STATED TASK | Repeat each entry word for word. Leave any images out of the copy.

- - -

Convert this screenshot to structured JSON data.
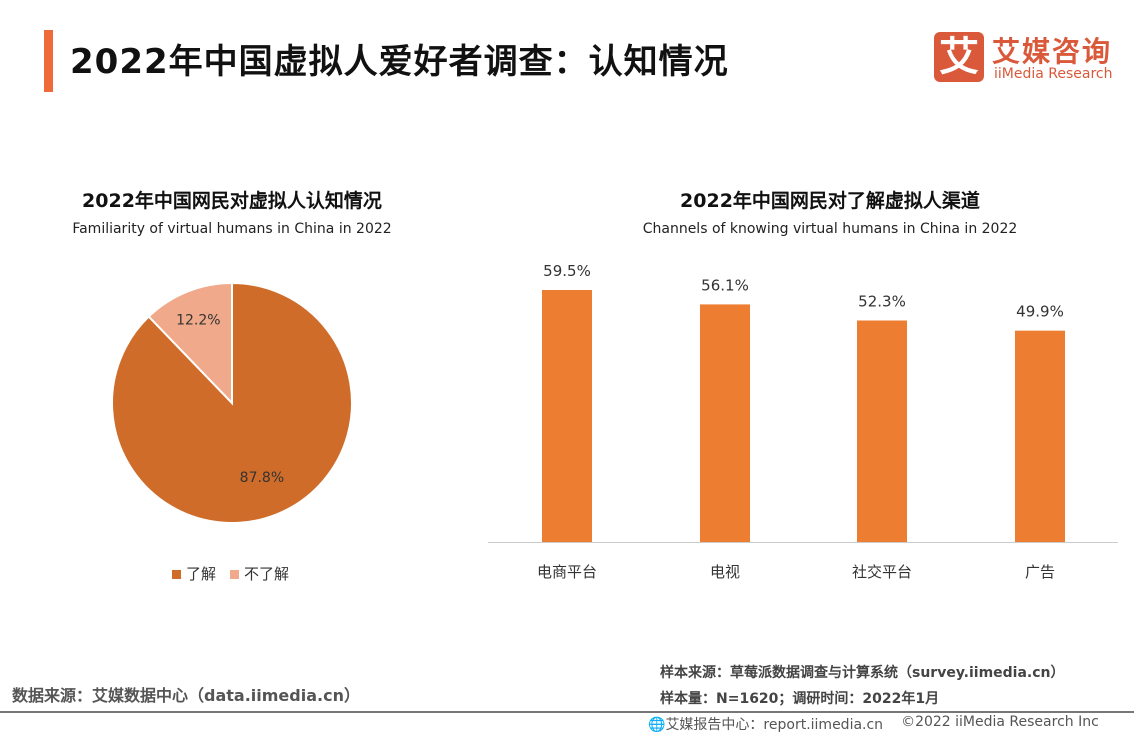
{
  "header": {
    "title": "2022年中国虚拟人爱好者调查：认知情况"
  },
  "logo": {
    "mark": "艾",
    "cn": "艾媒咨询",
    "en": "iiMedia Research"
  },
  "chart_data": [
    {
      "type": "pie",
      "title": "2022年中国网民对虚拟人认知情况",
      "subtitle": "Familiarity of virtual humans in China in 2022",
      "categories": [
        "了解",
        "不了解"
      ],
      "values": [
        87.8,
        12.2
      ],
      "labels": [
        "87.8%",
        "12.2%"
      ],
      "colors": [
        "#D06C2A",
        "#F0A98A"
      ],
      "legend_position": "bottom"
    },
    {
      "type": "bar",
      "title": "2022年中国网民对了解虚拟人渠道",
      "subtitle": "Channels of knowing virtual humans in China in 2022",
      "categories": [
        "电商平台",
        "电视",
        "社交平台",
        "广告"
      ],
      "values": [
        59.5,
        56.1,
        52.3,
        49.9
      ],
      "labels": [
        "59.5%",
        "56.1%",
        "52.3%",
        "49.9%"
      ],
      "color": "#ED7D31",
      "grid": false
    }
  ],
  "footer": {
    "data_source": "数据来源：艾媒数据中心（data.iimedia.cn）",
    "sample_source": "样本来源：草莓派数据调查与计算系统（survey.iimedia.cn）",
    "sample_size": "样本量：N=1620；调研时间：2022年1月",
    "report_center": "艾媒报告中心：report.iimedia.cn",
    "copyright": "©2022 iiMedia Research Inc"
  }
}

- - -

THE OUTPUT |
Convert this screenshot to structured JSON data.
{
  "header": {
    "title": "2022年中国虚拟人爱好者调查：认知情况"
  },
  "logo": {
    "mark": "艾",
    "cn": "艾媒咨询",
    "en": "iiMedia Research"
  },
  "chart_data": [
    {
      "type": "pie",
      "title": "2022年中国网民对虚拟人认知情况",
      "subtitle": "Familiarity of virtual humans in China in 2022",
      "categories": [
        "了解",
        "不了解"
      ],
      "values": [
        87.8,
        12.2
      ],
      "labels": [
        "87.8%",
        "12.2%"
      ],
      "colors": [
        "#D06C2A",
        "#F0A98A"
      ],
      "legend_position": "bottom"
    },
    {
      "type": "bar",
      "title": "2022年中国网民对了解虚拟人渠道",
      "subtitle": "Channels of knowing virtual humans in China in 2022",
      "categories": [
        "电商平台",
        "电视",
        "社交平台",
        "广告"
      ],
      "values": [
        59.5,
        56.1,
        52.3,
        49.9
      ],
      "labels": [
        "59.5%",
        "56.1%",
        "52.3%",
        "49.9%"
      ],
      "color": "#ED7D31",
      "grid": false
    }
  ],
  "footer": {
    "data_source": "数据来源：艾媒数据中心（data.iimedia.cn）",
    "sample_source": "样本来源：草莓派数据调查与计算系统（survey.iimedia.cn）",
    "sample_size": "样本量：N=1620；调研时间：2022年1月",
    "report_center": "艾媒报告中心：report.iimedia.cn",
    "copyright": "©2022 iiMedia Research Inc"
  }
}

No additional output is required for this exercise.